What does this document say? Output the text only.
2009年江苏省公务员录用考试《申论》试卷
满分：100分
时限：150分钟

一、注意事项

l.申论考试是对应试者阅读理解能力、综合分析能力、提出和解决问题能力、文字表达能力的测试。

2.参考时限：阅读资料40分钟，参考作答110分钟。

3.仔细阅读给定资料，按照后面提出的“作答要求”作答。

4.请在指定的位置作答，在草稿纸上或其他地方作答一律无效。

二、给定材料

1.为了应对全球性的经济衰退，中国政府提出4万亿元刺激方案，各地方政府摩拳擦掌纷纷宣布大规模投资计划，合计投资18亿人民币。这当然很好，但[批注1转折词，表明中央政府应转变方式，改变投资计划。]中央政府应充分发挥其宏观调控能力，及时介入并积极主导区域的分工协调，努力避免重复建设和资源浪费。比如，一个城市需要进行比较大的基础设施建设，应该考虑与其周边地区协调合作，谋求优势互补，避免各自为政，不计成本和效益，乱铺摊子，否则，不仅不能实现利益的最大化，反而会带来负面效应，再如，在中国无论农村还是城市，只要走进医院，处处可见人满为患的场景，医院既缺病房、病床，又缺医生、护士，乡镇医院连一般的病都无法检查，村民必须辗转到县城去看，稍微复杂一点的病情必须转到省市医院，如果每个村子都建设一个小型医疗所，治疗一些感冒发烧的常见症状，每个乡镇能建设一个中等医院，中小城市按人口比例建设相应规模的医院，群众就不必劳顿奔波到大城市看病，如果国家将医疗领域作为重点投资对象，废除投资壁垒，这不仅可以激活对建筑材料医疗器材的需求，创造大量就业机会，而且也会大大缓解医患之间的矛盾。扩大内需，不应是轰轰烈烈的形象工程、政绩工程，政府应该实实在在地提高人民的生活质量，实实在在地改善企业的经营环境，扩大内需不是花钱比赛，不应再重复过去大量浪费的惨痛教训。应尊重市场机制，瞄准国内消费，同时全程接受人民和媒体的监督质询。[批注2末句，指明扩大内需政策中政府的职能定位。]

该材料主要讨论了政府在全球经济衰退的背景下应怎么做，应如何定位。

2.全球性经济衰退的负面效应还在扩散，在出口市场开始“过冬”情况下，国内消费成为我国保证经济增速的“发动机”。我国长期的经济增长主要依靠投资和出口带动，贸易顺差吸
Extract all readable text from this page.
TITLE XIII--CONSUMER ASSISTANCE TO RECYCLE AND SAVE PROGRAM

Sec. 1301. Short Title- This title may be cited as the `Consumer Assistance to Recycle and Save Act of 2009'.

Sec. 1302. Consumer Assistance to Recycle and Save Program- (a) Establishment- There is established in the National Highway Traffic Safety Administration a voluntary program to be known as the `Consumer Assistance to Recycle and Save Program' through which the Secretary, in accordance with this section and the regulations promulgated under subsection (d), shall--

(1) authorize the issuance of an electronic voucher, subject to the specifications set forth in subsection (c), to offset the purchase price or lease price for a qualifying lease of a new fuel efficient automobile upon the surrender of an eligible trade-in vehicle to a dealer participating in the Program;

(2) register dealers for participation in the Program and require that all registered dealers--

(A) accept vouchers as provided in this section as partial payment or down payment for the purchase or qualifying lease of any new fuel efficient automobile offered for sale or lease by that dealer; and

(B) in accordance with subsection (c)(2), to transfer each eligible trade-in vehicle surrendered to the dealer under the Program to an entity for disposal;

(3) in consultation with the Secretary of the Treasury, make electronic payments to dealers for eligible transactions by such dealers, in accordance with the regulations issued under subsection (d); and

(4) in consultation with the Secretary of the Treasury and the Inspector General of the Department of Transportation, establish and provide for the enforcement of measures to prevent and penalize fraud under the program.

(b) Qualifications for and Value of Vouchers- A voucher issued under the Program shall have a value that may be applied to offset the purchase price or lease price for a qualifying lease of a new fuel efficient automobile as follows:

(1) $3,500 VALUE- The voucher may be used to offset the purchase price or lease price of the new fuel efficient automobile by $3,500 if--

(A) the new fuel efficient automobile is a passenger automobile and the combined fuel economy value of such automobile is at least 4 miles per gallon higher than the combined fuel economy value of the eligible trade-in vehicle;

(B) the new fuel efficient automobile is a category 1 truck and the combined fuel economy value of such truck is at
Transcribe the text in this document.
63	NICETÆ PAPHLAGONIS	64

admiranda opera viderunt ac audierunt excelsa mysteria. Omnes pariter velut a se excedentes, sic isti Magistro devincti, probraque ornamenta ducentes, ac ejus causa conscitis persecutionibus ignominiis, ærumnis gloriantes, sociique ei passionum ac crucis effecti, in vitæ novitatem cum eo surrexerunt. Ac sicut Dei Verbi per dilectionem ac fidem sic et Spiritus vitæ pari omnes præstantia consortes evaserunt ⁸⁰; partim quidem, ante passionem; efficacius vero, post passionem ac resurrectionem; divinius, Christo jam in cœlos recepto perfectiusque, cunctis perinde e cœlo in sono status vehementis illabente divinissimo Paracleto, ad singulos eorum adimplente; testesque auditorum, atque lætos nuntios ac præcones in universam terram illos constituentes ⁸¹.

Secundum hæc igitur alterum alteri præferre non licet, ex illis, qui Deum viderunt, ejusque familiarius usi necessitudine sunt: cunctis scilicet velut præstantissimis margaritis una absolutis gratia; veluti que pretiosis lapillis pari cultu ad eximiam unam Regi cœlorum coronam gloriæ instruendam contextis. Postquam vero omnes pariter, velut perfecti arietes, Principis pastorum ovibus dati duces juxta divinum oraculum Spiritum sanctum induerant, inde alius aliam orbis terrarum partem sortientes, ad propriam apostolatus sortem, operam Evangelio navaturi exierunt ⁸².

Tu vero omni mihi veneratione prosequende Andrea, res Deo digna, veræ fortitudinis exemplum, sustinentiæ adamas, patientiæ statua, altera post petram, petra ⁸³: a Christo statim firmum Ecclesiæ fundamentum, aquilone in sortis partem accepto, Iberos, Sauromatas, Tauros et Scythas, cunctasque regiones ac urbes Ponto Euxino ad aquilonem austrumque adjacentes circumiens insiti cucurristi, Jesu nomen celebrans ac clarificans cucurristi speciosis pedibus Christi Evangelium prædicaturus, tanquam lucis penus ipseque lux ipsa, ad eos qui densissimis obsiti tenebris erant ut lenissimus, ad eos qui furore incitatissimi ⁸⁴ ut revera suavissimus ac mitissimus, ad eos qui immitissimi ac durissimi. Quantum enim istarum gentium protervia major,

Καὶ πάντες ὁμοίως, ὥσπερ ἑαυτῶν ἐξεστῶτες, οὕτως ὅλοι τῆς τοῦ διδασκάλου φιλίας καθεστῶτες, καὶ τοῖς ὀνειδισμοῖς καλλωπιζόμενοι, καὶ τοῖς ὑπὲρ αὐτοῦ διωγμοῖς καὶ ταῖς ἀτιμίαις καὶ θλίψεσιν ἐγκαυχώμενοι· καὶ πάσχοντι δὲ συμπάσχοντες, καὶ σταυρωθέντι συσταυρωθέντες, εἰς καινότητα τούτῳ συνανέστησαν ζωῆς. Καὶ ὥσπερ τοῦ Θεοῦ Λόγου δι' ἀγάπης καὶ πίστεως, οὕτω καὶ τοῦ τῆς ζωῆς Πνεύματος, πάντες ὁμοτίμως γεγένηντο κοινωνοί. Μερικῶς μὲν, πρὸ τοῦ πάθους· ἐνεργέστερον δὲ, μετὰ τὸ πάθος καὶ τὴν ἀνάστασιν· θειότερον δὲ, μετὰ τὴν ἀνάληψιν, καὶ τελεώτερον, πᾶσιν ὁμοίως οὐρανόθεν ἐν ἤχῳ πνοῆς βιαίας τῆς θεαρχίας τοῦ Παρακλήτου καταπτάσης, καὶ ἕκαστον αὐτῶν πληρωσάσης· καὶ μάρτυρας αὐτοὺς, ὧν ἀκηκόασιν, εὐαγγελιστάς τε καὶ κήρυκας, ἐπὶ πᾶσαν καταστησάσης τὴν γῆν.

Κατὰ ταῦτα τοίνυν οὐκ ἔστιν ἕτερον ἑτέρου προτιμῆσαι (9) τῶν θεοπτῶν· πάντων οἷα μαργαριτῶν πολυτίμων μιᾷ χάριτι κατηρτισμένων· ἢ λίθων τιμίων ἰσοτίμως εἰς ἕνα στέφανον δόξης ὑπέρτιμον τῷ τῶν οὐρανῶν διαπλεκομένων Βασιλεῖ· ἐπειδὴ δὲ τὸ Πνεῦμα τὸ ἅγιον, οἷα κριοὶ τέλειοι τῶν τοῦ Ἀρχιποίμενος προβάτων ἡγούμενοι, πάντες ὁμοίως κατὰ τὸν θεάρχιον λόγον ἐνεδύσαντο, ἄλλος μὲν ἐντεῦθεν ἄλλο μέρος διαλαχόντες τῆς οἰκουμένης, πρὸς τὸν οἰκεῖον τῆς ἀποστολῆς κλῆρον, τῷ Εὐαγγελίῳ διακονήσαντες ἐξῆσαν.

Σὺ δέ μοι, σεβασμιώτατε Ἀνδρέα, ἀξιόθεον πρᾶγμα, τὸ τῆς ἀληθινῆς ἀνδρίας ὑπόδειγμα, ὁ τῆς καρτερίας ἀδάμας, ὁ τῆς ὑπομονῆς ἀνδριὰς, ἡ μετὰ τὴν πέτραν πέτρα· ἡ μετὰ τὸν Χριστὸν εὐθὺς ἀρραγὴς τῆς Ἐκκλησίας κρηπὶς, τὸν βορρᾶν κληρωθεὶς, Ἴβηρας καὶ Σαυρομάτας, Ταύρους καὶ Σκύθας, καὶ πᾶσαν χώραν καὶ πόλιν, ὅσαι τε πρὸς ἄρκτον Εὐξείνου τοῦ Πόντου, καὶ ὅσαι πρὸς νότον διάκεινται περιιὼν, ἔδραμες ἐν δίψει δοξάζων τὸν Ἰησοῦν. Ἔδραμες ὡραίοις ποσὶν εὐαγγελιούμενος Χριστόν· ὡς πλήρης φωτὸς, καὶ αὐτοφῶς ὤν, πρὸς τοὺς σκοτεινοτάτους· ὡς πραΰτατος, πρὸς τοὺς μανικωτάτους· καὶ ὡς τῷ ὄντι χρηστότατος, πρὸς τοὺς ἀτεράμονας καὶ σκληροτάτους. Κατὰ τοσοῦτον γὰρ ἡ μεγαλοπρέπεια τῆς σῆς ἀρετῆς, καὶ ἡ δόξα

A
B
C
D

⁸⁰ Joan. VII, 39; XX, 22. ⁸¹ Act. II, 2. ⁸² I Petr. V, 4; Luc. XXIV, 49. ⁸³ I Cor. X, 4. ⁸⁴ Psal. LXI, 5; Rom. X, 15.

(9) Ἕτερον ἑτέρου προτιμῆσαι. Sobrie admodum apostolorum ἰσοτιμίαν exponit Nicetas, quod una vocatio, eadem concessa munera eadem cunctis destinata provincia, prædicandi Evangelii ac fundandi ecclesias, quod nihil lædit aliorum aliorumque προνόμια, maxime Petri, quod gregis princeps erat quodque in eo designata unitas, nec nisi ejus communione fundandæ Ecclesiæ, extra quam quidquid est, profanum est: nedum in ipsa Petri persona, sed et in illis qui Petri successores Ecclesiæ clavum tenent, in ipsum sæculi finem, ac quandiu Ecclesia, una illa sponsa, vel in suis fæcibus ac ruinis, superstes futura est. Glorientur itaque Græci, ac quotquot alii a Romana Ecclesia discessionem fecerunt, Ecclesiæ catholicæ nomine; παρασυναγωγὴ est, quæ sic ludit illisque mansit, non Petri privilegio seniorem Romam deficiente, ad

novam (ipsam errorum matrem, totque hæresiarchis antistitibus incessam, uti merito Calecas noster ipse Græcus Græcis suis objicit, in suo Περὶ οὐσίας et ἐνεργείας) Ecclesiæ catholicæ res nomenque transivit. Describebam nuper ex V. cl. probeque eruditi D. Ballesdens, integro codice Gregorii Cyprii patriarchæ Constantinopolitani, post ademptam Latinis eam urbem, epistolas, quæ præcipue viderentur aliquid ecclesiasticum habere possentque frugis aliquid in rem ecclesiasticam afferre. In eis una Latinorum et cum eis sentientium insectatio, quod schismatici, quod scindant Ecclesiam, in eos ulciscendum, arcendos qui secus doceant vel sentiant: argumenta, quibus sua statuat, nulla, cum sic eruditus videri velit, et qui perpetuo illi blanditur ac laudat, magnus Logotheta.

EXERCISE GOAL: Each line that has the word "document" should be copied.

EXERCISE RESPONSE:
What does this document say? Output the text only.
Transcribe the text in this document.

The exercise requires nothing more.